[Items from a data source]
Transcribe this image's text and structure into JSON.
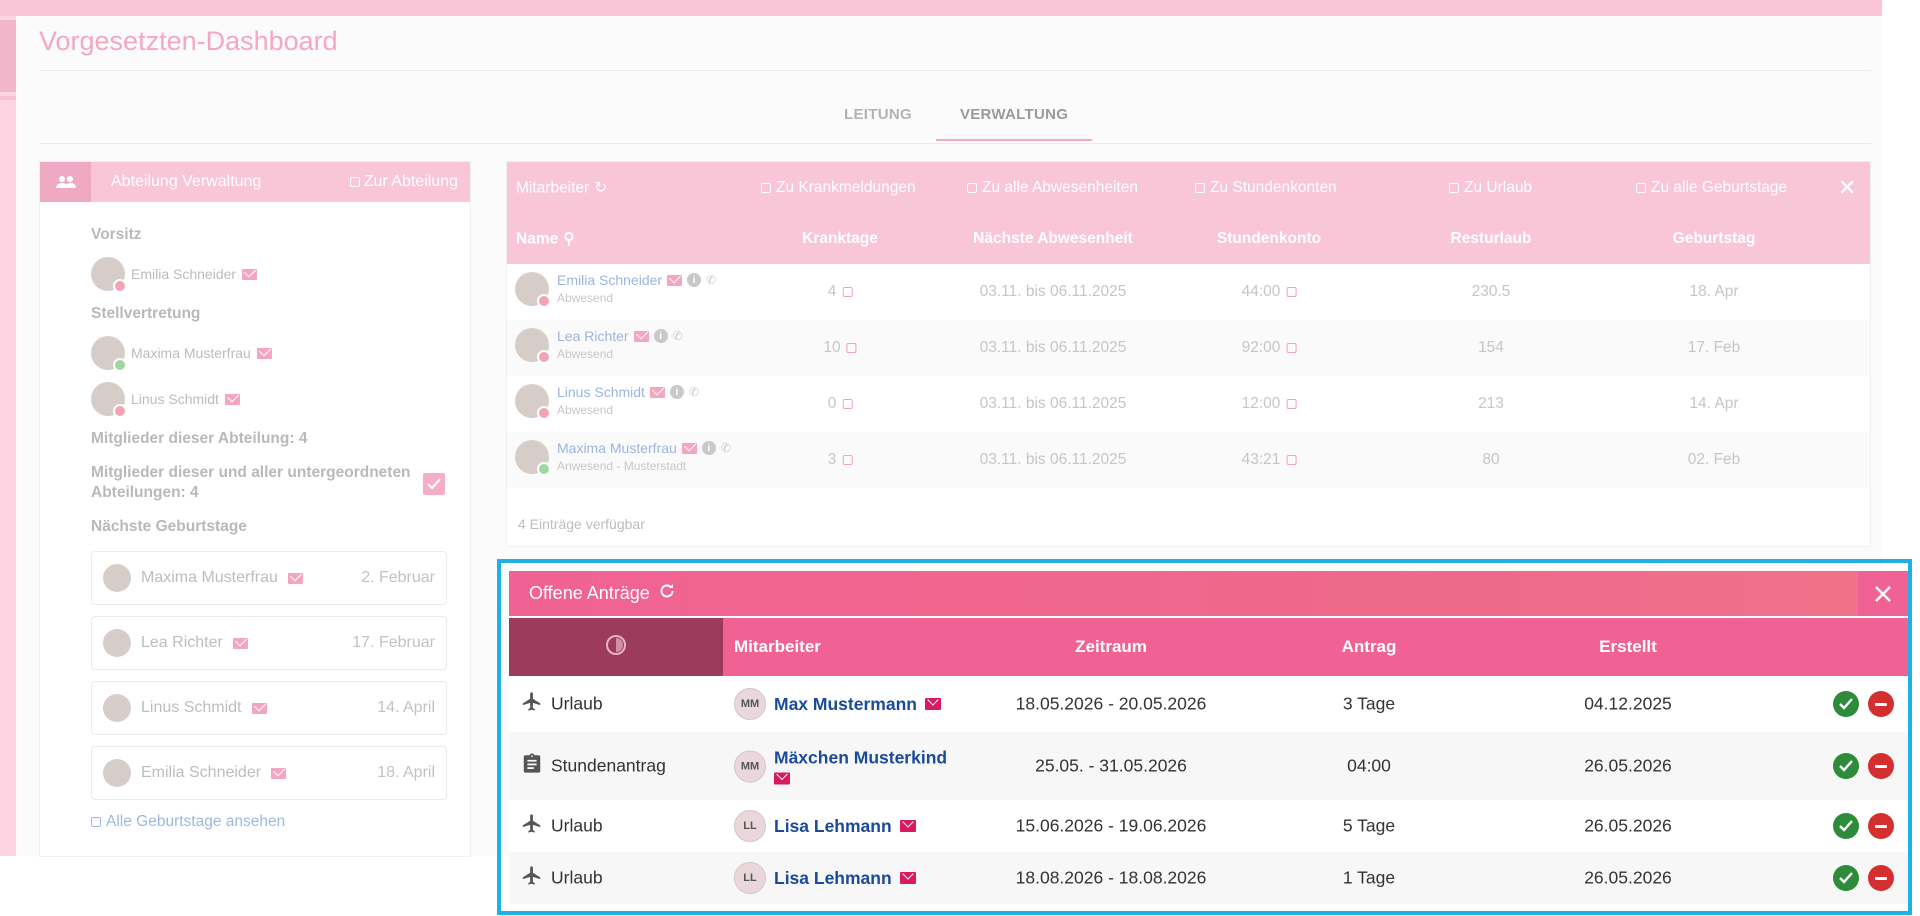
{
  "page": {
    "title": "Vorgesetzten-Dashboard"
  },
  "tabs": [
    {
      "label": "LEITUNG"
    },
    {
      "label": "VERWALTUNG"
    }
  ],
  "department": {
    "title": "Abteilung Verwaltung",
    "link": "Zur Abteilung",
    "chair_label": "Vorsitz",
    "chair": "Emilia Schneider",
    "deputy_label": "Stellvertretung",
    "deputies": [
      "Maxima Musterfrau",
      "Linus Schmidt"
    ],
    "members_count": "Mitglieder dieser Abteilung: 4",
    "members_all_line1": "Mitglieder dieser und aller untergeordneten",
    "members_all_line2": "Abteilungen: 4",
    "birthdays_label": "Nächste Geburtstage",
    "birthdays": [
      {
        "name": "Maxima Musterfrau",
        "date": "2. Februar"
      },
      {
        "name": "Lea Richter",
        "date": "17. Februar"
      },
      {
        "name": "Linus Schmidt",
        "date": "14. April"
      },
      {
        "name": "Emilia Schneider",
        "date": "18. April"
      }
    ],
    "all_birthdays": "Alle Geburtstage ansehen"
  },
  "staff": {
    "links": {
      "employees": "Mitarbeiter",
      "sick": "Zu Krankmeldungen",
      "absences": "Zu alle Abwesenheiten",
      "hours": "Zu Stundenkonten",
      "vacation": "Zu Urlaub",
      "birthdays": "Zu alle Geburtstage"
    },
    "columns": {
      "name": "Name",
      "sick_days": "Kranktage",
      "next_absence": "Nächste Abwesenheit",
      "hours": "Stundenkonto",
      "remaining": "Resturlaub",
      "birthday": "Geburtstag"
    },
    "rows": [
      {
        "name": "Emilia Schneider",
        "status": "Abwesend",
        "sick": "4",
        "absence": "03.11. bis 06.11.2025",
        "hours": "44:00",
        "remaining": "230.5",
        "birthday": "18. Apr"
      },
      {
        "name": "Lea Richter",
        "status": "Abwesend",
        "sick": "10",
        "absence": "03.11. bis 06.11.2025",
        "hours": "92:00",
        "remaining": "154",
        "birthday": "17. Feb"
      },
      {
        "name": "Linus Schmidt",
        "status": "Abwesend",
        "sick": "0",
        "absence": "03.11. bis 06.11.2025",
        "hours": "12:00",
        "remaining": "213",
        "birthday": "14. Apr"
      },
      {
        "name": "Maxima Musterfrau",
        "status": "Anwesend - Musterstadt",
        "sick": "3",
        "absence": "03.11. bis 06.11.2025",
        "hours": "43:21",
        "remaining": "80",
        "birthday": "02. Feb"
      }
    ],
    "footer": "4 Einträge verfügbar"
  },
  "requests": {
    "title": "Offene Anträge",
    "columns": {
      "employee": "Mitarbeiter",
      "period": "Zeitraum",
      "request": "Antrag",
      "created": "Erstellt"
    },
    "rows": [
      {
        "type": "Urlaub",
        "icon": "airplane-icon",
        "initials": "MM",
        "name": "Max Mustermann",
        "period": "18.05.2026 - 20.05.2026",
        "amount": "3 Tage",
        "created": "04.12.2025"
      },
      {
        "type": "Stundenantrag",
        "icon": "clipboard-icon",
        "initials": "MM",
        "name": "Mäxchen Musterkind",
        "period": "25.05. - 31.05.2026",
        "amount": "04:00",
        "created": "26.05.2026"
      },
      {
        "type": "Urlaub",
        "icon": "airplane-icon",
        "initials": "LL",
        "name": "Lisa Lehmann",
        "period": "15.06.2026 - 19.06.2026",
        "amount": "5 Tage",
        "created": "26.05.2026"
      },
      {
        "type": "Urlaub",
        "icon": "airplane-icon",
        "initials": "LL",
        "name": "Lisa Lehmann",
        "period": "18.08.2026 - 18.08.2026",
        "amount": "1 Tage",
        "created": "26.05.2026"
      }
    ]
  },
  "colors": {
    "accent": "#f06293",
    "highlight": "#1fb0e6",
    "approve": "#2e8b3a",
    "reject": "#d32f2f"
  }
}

--- PROBLEM REQUIREMENTS ---
Every line of the records that includes the word "remaining" should be gathered.

--- EXERCISE RESULT ---
      "remaining": "Resturlaub",
        "remaining": "230.5",
        "remaining": "154",
        "remaining": "213",
        "remaining": "80",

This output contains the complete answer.